== EXERCISE GOAL ==
From the passage on building the workflow graph below, list every distinct node symbol that appears in its edges and paths.
-------- TEXT SEGMENT
After decoding, we obtain a set of model predictions  $P = \{P_{i,j} | 1 \leq j < i \leq n\}$ . We then use the following steps to construct the workflow graph. First, we select all edges  $\langle S_j, S_i \rangle$  satisfying  $P_{i,j} > \theta$  as candidate edges, where  $\theta$  is a pre-defined threshold and is set to 0.5 in the experiment. Second, we prune the graph by removing all redundant edges. Specifically, we remove the direct edge  $\langle S_j, S_i \rangle$  if there exists a longer path  $S_j \rightarrow \dots \rightarrow S_k \rightarrow \dots \rightarrow S_i$  from  $S_j$  to  $S_i$ , because  $S_j \rightarrow S_i$  is implied in this longer path.
----------------
-------- MATERIAL SHOWN
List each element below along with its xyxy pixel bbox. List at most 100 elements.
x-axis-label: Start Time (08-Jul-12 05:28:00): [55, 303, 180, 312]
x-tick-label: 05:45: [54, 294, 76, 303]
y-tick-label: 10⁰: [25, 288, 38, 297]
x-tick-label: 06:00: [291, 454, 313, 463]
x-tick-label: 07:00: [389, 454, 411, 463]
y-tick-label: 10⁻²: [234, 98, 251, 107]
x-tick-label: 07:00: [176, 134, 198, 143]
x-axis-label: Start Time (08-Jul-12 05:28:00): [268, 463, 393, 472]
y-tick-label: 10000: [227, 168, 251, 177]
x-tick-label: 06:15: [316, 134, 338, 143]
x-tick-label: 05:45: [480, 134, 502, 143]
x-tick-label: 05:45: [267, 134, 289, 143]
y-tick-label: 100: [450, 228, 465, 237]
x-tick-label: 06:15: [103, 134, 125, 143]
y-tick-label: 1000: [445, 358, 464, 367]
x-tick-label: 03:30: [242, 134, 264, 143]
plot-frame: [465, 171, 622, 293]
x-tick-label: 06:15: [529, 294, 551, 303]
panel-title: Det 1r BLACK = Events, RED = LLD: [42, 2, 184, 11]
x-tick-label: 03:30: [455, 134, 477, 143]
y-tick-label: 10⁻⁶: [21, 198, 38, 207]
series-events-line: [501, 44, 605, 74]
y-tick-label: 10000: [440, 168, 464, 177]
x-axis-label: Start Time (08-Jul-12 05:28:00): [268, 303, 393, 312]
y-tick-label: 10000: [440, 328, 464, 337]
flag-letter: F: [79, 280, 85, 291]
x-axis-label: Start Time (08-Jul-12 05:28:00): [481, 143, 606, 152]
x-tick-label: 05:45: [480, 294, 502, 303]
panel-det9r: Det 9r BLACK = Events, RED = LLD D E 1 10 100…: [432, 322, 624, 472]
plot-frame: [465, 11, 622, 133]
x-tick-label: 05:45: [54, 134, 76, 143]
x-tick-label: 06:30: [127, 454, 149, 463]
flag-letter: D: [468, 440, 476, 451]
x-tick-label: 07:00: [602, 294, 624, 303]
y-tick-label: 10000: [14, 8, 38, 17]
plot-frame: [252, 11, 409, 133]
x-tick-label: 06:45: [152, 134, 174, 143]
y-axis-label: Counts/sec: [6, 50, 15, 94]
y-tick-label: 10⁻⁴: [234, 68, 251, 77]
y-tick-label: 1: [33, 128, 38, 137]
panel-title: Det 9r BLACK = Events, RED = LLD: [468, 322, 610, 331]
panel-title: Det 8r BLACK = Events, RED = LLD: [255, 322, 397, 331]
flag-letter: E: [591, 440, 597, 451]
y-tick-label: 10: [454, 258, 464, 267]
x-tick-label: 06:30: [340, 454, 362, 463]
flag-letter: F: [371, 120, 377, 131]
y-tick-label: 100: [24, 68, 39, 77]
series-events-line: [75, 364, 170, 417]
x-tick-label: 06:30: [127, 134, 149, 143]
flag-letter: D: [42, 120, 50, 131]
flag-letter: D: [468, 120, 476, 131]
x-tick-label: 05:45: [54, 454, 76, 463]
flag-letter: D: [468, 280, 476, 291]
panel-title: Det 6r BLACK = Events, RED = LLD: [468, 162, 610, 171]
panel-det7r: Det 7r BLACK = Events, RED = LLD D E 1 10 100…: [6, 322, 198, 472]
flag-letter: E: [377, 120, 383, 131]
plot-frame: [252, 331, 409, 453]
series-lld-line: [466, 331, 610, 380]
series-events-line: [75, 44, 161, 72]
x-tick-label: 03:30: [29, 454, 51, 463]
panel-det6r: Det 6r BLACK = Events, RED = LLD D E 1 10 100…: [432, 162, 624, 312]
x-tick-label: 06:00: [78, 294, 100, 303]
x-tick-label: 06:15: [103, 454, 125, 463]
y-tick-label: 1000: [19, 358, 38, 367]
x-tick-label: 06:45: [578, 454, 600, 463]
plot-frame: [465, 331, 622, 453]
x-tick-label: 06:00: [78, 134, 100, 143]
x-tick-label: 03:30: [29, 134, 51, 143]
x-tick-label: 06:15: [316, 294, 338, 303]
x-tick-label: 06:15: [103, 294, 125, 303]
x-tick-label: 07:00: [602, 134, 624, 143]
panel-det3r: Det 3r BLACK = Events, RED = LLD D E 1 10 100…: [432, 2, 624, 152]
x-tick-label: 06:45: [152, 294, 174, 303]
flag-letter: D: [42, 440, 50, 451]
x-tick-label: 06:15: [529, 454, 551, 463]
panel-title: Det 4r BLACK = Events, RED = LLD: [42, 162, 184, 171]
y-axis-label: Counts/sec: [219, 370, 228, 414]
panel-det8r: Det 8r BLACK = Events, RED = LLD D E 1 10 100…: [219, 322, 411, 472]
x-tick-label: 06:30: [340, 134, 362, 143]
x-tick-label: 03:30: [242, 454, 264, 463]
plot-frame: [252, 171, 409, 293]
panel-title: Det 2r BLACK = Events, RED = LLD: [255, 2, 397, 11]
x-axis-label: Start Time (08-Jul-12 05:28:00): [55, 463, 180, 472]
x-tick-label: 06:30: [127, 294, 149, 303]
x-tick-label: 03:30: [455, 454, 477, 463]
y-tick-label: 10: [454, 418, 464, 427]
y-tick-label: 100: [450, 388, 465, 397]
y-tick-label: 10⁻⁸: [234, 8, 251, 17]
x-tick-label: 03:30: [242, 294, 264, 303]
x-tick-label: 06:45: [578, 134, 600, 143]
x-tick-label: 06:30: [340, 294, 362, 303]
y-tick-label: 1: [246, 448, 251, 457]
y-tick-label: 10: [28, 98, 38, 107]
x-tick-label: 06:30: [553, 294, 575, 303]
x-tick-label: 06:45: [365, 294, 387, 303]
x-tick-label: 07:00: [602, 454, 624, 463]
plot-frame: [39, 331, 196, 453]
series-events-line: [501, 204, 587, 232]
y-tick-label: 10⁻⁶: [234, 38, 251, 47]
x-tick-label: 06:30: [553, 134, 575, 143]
----------------
== ANSWER BELOW ==
S_j, S_i, S_k